__Exercise instructions__:
Copy every line of the records below character for character, without changing anything.

(Dataset entries)
-------

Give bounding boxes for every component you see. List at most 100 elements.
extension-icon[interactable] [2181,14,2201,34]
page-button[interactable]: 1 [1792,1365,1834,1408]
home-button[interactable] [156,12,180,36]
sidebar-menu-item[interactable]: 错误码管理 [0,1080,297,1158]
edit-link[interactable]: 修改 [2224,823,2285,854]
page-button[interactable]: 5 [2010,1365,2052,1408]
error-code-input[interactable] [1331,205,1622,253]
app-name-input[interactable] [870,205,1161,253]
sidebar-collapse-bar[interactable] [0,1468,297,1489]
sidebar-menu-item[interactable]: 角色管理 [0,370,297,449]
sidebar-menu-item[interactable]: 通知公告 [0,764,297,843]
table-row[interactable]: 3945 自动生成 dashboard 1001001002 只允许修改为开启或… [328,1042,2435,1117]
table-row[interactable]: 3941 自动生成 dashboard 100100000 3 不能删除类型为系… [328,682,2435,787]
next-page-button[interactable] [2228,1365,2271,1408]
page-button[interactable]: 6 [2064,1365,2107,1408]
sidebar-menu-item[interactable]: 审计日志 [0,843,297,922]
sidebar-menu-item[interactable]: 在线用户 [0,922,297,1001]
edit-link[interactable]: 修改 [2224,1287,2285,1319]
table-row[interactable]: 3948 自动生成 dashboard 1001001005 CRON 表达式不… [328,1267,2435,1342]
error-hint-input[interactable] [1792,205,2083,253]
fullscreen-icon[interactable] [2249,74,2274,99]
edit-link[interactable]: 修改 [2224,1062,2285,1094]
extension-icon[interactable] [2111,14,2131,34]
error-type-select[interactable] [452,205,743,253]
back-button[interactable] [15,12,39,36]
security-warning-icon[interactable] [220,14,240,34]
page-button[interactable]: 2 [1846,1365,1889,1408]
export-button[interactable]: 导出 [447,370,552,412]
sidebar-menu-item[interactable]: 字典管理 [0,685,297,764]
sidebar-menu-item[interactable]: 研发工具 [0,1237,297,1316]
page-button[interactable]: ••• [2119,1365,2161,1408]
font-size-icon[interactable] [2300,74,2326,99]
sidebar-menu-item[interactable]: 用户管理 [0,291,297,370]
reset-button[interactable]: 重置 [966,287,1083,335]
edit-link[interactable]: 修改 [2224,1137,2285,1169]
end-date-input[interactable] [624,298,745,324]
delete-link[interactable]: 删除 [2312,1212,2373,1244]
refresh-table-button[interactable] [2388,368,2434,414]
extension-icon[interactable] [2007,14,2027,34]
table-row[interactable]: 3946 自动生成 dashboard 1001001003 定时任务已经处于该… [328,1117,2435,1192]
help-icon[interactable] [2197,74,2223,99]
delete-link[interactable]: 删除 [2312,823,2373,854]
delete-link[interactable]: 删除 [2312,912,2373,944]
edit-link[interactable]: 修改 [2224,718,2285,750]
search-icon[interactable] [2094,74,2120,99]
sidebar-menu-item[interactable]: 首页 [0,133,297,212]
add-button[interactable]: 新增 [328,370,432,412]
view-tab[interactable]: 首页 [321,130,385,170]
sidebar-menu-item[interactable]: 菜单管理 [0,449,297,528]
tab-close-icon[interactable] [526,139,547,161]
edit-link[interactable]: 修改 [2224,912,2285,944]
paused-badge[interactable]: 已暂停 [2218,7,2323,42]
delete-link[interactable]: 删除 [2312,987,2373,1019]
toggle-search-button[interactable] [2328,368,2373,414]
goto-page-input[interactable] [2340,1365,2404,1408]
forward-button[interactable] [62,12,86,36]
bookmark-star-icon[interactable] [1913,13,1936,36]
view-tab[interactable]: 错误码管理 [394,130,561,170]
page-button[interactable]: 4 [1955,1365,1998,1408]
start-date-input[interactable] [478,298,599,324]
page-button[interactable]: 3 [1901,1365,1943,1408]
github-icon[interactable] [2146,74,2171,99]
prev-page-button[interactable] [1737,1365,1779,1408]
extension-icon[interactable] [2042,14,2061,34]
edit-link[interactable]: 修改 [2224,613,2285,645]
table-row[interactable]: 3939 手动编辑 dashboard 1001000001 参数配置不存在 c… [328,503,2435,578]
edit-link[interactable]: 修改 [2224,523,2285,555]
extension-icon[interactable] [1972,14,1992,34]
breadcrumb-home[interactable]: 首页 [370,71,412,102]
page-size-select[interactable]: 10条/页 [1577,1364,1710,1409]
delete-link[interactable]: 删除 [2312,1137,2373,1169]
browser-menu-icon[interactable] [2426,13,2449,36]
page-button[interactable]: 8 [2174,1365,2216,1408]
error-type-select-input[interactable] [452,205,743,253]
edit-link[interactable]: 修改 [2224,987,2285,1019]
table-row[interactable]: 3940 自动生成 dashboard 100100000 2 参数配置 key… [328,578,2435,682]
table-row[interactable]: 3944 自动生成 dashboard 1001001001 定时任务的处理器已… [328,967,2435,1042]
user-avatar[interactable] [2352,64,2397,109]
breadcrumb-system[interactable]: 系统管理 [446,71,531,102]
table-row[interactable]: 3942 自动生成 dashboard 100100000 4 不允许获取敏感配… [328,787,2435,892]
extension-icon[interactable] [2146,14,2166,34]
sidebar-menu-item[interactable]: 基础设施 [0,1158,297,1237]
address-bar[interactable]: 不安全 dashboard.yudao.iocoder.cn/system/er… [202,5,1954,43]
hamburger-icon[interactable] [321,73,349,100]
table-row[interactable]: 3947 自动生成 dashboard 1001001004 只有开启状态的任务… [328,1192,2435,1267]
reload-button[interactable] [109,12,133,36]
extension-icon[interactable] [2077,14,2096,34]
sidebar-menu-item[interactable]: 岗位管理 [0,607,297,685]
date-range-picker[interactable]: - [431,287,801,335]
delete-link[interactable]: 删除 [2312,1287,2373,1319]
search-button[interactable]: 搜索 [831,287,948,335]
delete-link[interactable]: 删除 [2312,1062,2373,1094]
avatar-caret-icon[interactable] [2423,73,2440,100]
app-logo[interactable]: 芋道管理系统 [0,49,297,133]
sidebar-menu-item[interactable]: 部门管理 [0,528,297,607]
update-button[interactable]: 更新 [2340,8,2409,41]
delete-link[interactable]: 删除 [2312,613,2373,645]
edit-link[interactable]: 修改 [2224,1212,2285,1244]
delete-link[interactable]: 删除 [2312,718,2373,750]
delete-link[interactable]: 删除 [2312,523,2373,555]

-------

__Solution for this task__:
Give bounding boxes for every component you see. List at most 100 elements.
extension-icon[interactable] [2181,14,2201,34]
page-button[interactable]: 1 [1792,1365,1834,1408]
home-button[interactable] [156,12,180,36]
sidebar-menu-item[interactable]: 错误码管理 [0,1080,297,1158]
edit-link[interactable]: 修改 [2224,823,2285,854]
page-button[interactable]: 5 [2010,1365,2052,1408]
error-code-input[interactable] [1331,205,1622,253]
app-name-input[interactable] [870,205,1161,253]
sidebar-collapse-bar[interactable] [0,1468,297,1489]
sidebar-menu-item[interactable]: 角色管理 [0,370,297,449]
sidebar-menu-item[interactable]: 通知公告 [0,764,297,843]
table-row[interactable]: 3945 自动生成 dashboard 1001001002 只允许修改为开启或… [328,1042,2435,1117]
table-row[interactable]: 3941 自动生成 dashboard 100100000 3 不能删除类型为系… [328,682,2435,787]
next-page-button[interactable] [2228,1365,2271,1408]
page-button[interactable]: 6 [2064,1365,2107,1408]
sidebar-menu-item[interactable]: 审计日志 [0,843,297,922]
sidebar-menu-item[interactable]: 在线用户 [0,922,297,1001]
edit-link[interactable]: 修改 [2224,1287,2285,1319]
table-row[interactable]: 3948 自动生成 dashboard 1001001005 CRON 表达式不… [328,1267,2435,1342]
error-hint-input[interactable] [1792,205,2083,253]
fullscreen-icon[interactable] [2249,74,2274,99]
edit-link[interactable]: 修改 [2224,1062,2285,1094]
extension-icon[interactable] [2111,14,2131,34]
error-type-select[interactable] [452,205,743,253]
back-button[interactable] [15,12,39,36]
security-warning-icon[interactable] [220,14,240,34]
page-button[interactable]: 2 [1846,1365,1889,1408]
export-button[interactable]: 导出 [447,370,552,412]
sidebar-menu-item[interactable]: 字典管理 [0,685,297,764]
sidebar-menu-item[interactable]: 研发工具 [0,1237,297,1316]
page-button[interactable]: ••• [2119,1365,2161,1408]
font-size-icon[interactable] [2300,74,2326,99]
sidebar-menu-item[interactable]: 用户管理 [0,291,297,370]
reset-button[interactable]: 重置 [966,287,1083,335]
edit-link[interactable]: 修改 [2224,1137,2285,1169]
end-date-input[interactable] [624,298,745,324]
delete-link[interactable]: 删除 [2312,1212,2373,1244]
refresh-table-button[interactable] [2388,368,2434,414]
extension-icon[interactable] [2007,14,2027,34]
table-row[interactable]: 3946 自动生成 dashboard 1001001003 定时任务已经处于该… [328,1117,2435,1192]
help-icon[interactable] [2197,74,2223,99]
delete-link[interactable]: 删除 [2312,823,2373,854]
delete-link[interactable]: 删除 [2312,912,2373,944]
edit-link[interactable]: 修改 [2224,718,2285,750]
search-icon[interactable] [2094,74,2120,99]
sidebar-menu-item[interactable]: 首页 [0,133,297,212]
add-button[interactable]: 新增 [328,370,432,412]
view-tab[interactable]: 首页 [321,130,385,170]
sidebar-menu-item[interactable]: 菜单管理 [0,449,297,528]
tab-close-icon[interactable] [526,139,547,161]
edit-link[interactable]: 修改 [2224,912,2285,944]
paused-badge[interactable]: 已暂停 [2218,7,2323,42]
delete-link[interactable]: 删除 [2312,987,2373,1019]
toggle-search-button[interactable] [2328,368,2373,414]
goto-page-input[interactable] [2340,1365,2404,1408]
forward-button[interactable] [62,12,86,36]
bookmark-star-icon[interactable] [1913,13,1936,36]
view-tab[interactable]: 错误码管理 [394,130,561,170]
page-button[interactable]: 4 [1955,1365,1998,1408]
start-date-input[interactable] [478,298,599,324]
page-button[interactable]: 3 [1901,1365,1943,1408]
github-icon[interactable] [2146,74,2171,99]
prev-page-button[interactable] [1737,1365,1779,1408]
extension-icon[interactable] [2042,14,2061,34]
edit-link[interactable]: 修改 [2224,613,2285,645]
table-row[interactable]: 3939 手动编辑 dashboard 1001000001 参数配置不存在 c… [328,503,2435,578]
edit-link[interactable]: 修改 [2224,523,2285,555]
extension-icon[interactable] [1972,14,1992,34]
breadcrumb-home[interactable]: 首页 [370,71,412,102]
page-size-select[interactable]: 10条/页 [1577,1364,1710,1409]
delete-link[interactable]: 删除 [2312,1137,2373,1169]
browser-menu-icon[interactable] [2426,13,2449,36]
page-button[interactable]: 8 [2174,1365,2216,1408]
error-type-select-input[interactable] [452,205,743,253]
edit-link[interactable]: 修改 [2224,987,2285,1019]
table-row[interactable]: 3940 自动生成 dashboard 100100000 2 参数配置 key… [328,578,2435,682]
table-row[interactable]: 3944 自动生成 dashboard 1001001001 定时任务的处理器已… [328,967,2435,1042]
user-avatar[interactable] [2352,64,2397,109]
breadcrumb-system[interactable]: 系统管理 [446,71,531,102]
table-row[interactable]: 3942 自动生成 dashboard 100100000 4 不允许获取敏感配… [328,787,2435,892]
extension-icon[interactable] [2146,14,2166,34]
sidebar-menu-item[interactable]: 基础设施 [0,1158,297,1237]
address-bar[interactable]: 不安全 dashboard.yudao.iocoder.cn/system/er… [202,5,1954,43]
hamburger-icon[interactable] [321,73,349,100]
table-row[interactable]: 3947 自动生成 dashboard 1001001004 只有开启状态的任务… [328,1192,2435,1267]
reload-button[interactable] [109,12,133,36]
extension-icon[interactable] [2077,14,2096,34]
sidebar-menu-item[interactable]: 岗位管理 [0,607,297,685]
date-range-picker[interactable]: - [431,287,801,335]
delete-link[interactable]: 删除 [2312,1287,2373,1319]
search-button[interactable]: 搜索 [831,287,948,335]
delete-link[interactable]: 删除 [2312,1062,2373,1094]
avatar-caret-icon[interactable] [2423,73,2440,100]
app-logo[interactable]: 芋道管理系统 [0,49,297,133]
sidebar-menu-item[interactable]: 部门管理 [0,528,297,607]
update-button[interactable]: 更新 [2340,8,2409,41]
delete-link[interactable]: 删除 [2312,613,2373,645]
edit-link[interactable]: 修改 [2224,1212,2285,1244]
delete-link[interactable]: 删除 [2312,718,2373,750]
delete-link[interactable]: 删除 [2312,523,2373,555]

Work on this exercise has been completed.